Output each entry verbatim and exclude every picture from it.
________________________________________
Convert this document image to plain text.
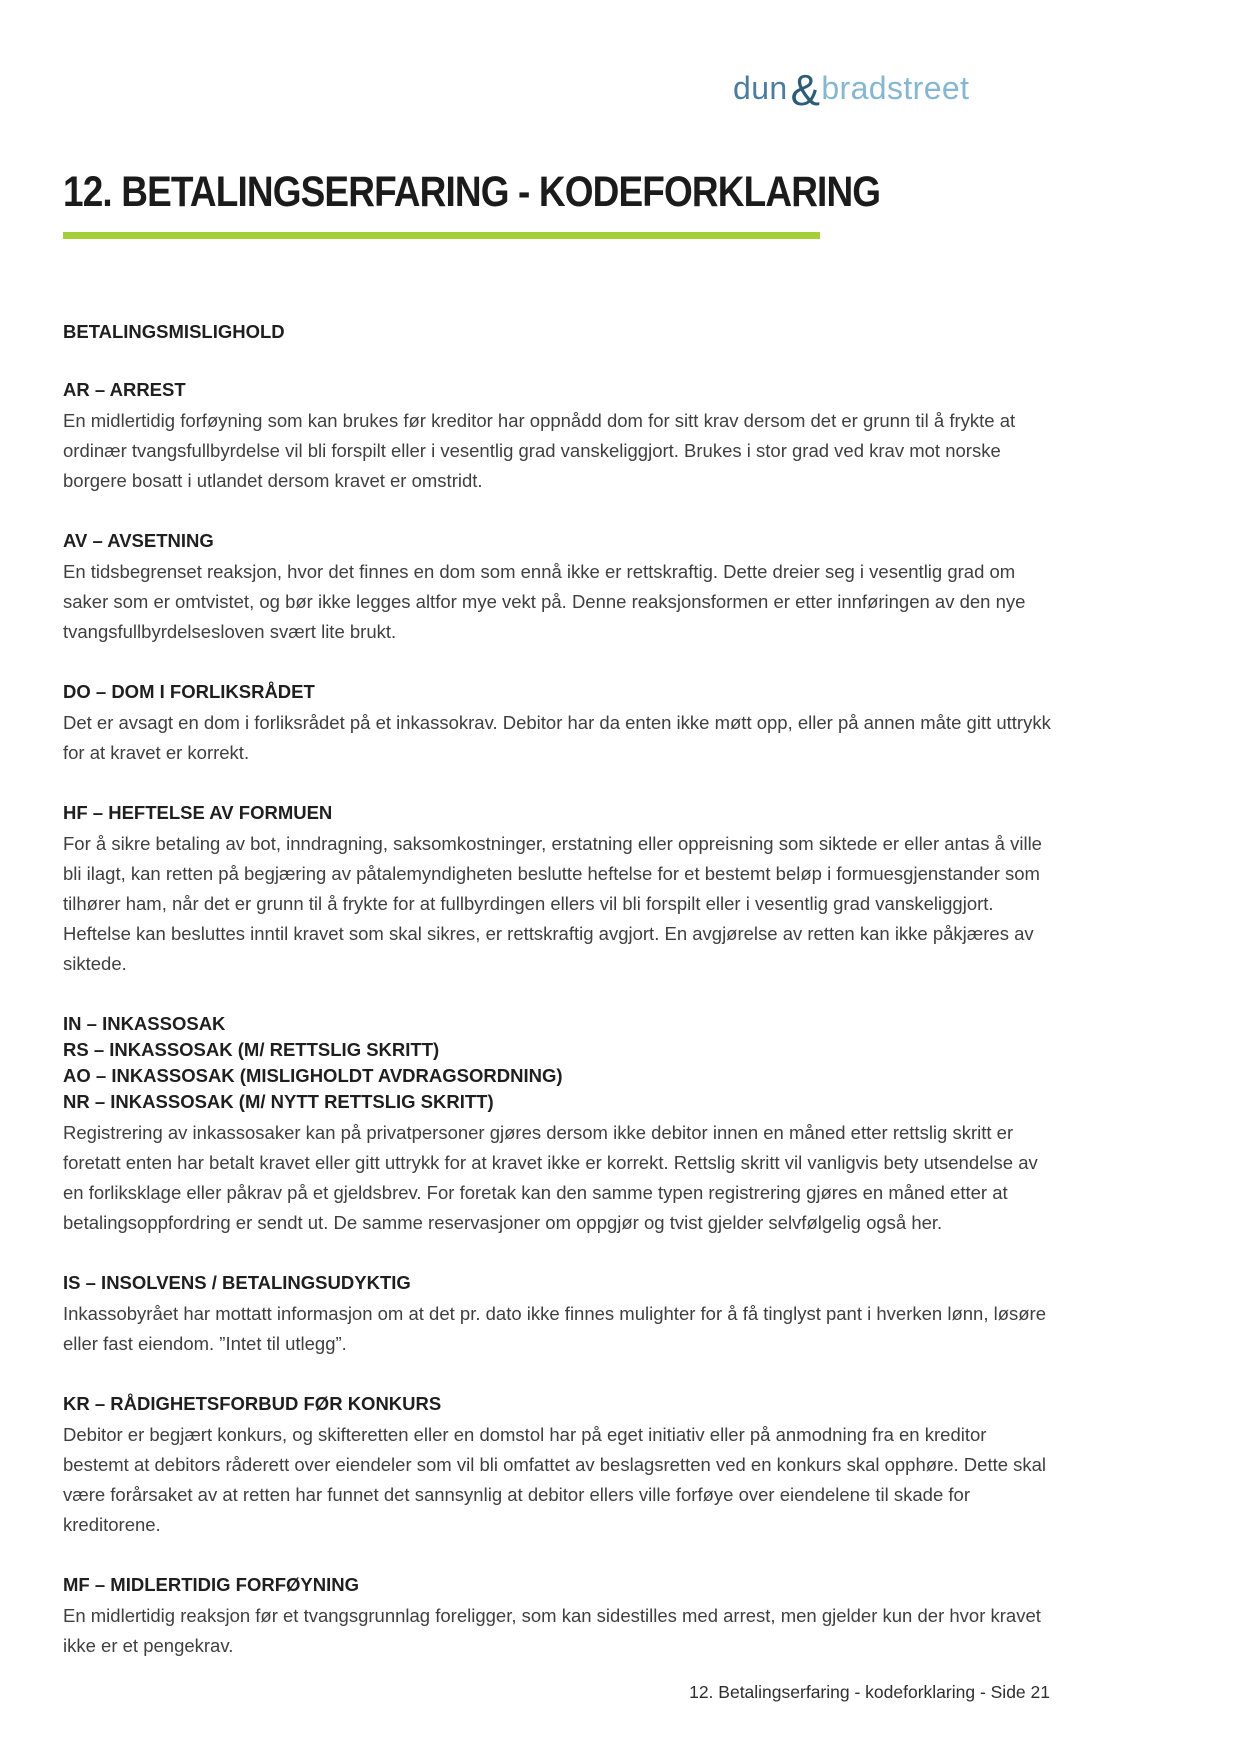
dun&bradstreet
12. BETALINGSERFARING - KODEFORKLARING
BETALINGSMISLIGHOLD
AR – ARREST

En midlertidig forføyning som kan brukes før kreditor har oppnådd dom for sitt krav dersom det er grunn til å frykte at ordinær tvangsfullbyrdelse vil bli forspilt eller i vesentlig grad vanskeliggjort. Brukes i stor grad ved krav mot norske borgere bosatt i utlandet dersom kravet er omstridt.

AV – AVSETNING

En tidsbegrenset reaksjon, hvor det finnes en dom som ennå ikke er rettskraftig. Dette dreier seg i vesentlig grad om saker som er omtvistet, og bør ikke legges altfor mye vekt på. Denne reaksjonsformen er etter innføringen av den nye tvangsfullbyrdelsesloven svært lite brukt.

DO – DOM I FORLIKSRÅDET

Det er avsagt en dom i forliksrådet på et inkassokrav. Debitor har da enten ikke møtt opp, eller på annen måte gitt uttrykk for at kravet er korrekt.

HF – HEFTELSE AV FORMUEN

For å sikre betaling av bot, inndragning, saksomkostninger, erstatning eller oppreisning som siktede er eller antas å ville bli ilagt, kan retten på begjæring av påtalemyndigheten beslutte heftelse for et bestemt beløp i formuesgjenstander som tilhører ham, når det er grunn til å frykte for at fullbyrdingen ellers vil bli forspilt eller i vesentlig grad vanskeliggjort. Heftelse kan besluttes inntil kravet som skal sikres, er rettskraftig avgjort. En avgjørelse av retten kan ikke påkjæres av siktede.

IN – INKASSOSAK
RS – INKASSOSAK (M/ RETTSLIG SKRITT)
AO – INKASSOSAK (MISLIGHOLDT AVDRAGSORDNING)
NR – INKASSOSAK (M/ NYTT RETTSLIG SKRITT)

Registrering av inkassosaker kan på privatpersoner gjøres dersom ikke debitor innen en måned etter rettslig skritt er foretatt enten har betalt kravet eller gitt uttrykk for at kravet ikke er korrekt. Rettslig skritt vil vanligvis bety utsendelse av en forliksklage eller påkrav på et gjeldsbrev. For foretak kan den samme typen registrering gjøres en måned etter at betalingsoppfordring er sendt ut. De samme reservasjoner om oppgjør og tvist gjelder selvfølgelig også her.

IS – INSOLVENS / BETALINGSUDYKTIG

Inkassobyrået har mottatt informasjon om at det pr. dato ikke finnes mulighter for å få tinglyst pant i hverken lønn, løsøre eller fast eiendom. ”Intet til utlegg”.

KR – RÅDIGHETSFORBUD FØR KONKURS

Debitor er begjært konkurs, og skifteretten eller en domstol har på eget initiativ eller på anmodning fra en kreditor bestemt at debitors råderett over eiendeler som vil bli omfattet av beslagsretten ved en konkurs skal opphøre. Dette skal være forårsaket av at retten har funnet det sannsynlig at debitor ellers ville forføye over eiendelene til skade for kreditorene.

MF – MIDLERTIDIG FORFØYNING

En midlertidig reaksjon før et tvangsgrunnlag foreligger, som kan sidestilles med arrest, men gjelder kun der hvor kravet ikke er et pengekrav.

12. Betalingserfaring - kodeforklaring - Side 21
________________________________________
### Answer to this problem
Convert this document image to plain text.
dun&bradstreet
12. BETALINGSERFARING - KODEFORKLARING
BETALINGSMISLIGHOLD
AR – ARREST

En midlertidig forføyning som kan brukes før kreditor har oppnådd dom for sitt krav dersom det er grunn til å frykte at ordinær tvangsfullbyrdelse vil bli forspilt eller i vesentlig grad vanskeliggjort. Brukes i stor grad ved krav mot norske borgere bosatt i utlandet dersom kravet er omstridt.

AV – AVSETNING

En tidsbegrenset reaksjon, hvor det finnes en dom som ennå ikke er rettskraftig. Dette dreier seg i vesentlig grad om saker som er omtvistet, og bør ikke legges altfor mye vekt på. Denne reaksjonsformen er etter innføringen av den nye tvangsfullbyrdelsesloven svært lite brukt.

DO – DOM I FORLIKSRÅDET

Det er avsagt en dom i forliksrådet på et inkassokrav. Debitor har da enten ikke møtt opp, eller på annen måte gitt uttrykk for at kravet er korrekt.

HF – HEFTELSE AV FORMUEN

For å sikre betaling av bot, inndragning, saksomkostninger, erstatning eller oppreisning som siktede er eller antas å ville bli ilagt, kan retten på begjæring av påtalemyndigheten beslutte heftelse for et bestemt beløp i formuesgjenstander som tilhører ham, når det er grunn til å frykte for at fullbyrdingen ellers vil bli forspilt eller i vesentlig grad vanskeliggjort. Heftelse kan besluttes inntil kravet som skal sikres, er rettskraftig avgjort. En avgjørelse av retten kan ikke påkjæres av siktede.

IN – INKASSOSAK
RS – INKASSOSAK (M/ RETTSLIG SKRITT)
AO – INKASSOSAK (MISLIGHOLDT AVDRAGSORDNING)
NR – INKASSOSAK (M/ NYTT RETTSLIG SKRITT)

Registrering av inkassosaker kan på privatpersoner gjøres dersom ikke debitor innen en måned etter rettslig skritt er foretatt enten har betalt kravet eller gitt uttrykk for at kravet ikke er korrekt. Rettslig skritt vil vanligvis bety utsendelse av en forliksklage eller påkrav på et gjeldsbrev. For foretak kan den samme typen registrering gjøres en måned etter at betalingsoppfordring er sendt ut. De samme reservasjoner om oppgjør og tvist gjelder selvfølgelig også her.

IS – INSOLVENS / BETALINGSUDYKTIG

Inkassobyrået har mottatt informasjon om at det pr. dato ikke finnes mulighter for å få tinglyst pant i hverken lønn, løsøre eller fast eiendom. ”Intet til utlegg”.

KR – RÅDIGHETSFORBUD FØR KONKURS

Debitor er begjært konkurs, og skifteretten eller en domstol har på eget initiativ eller på anmodning fra en kreditor bestemt at debitors råderett over eiendeler som vil bli omfattet av beslagsretten ved en konkurs skal opphøre. Dette skal være forårsaket av at retten har funnet det sannsynlig at debitor ellers ville forføye over eiendelene til skade for kreditorene.

MF – MIDLERTIDIG FORFØYNING

En midlertidig reaksjon før et tvangsgrunnlag foreligger, som kan sidestilles med arrest, men gjelder kun der hvor kravet ikke er et pengekrav.

12. Betalingserfaring - kodeforklaring - Side 21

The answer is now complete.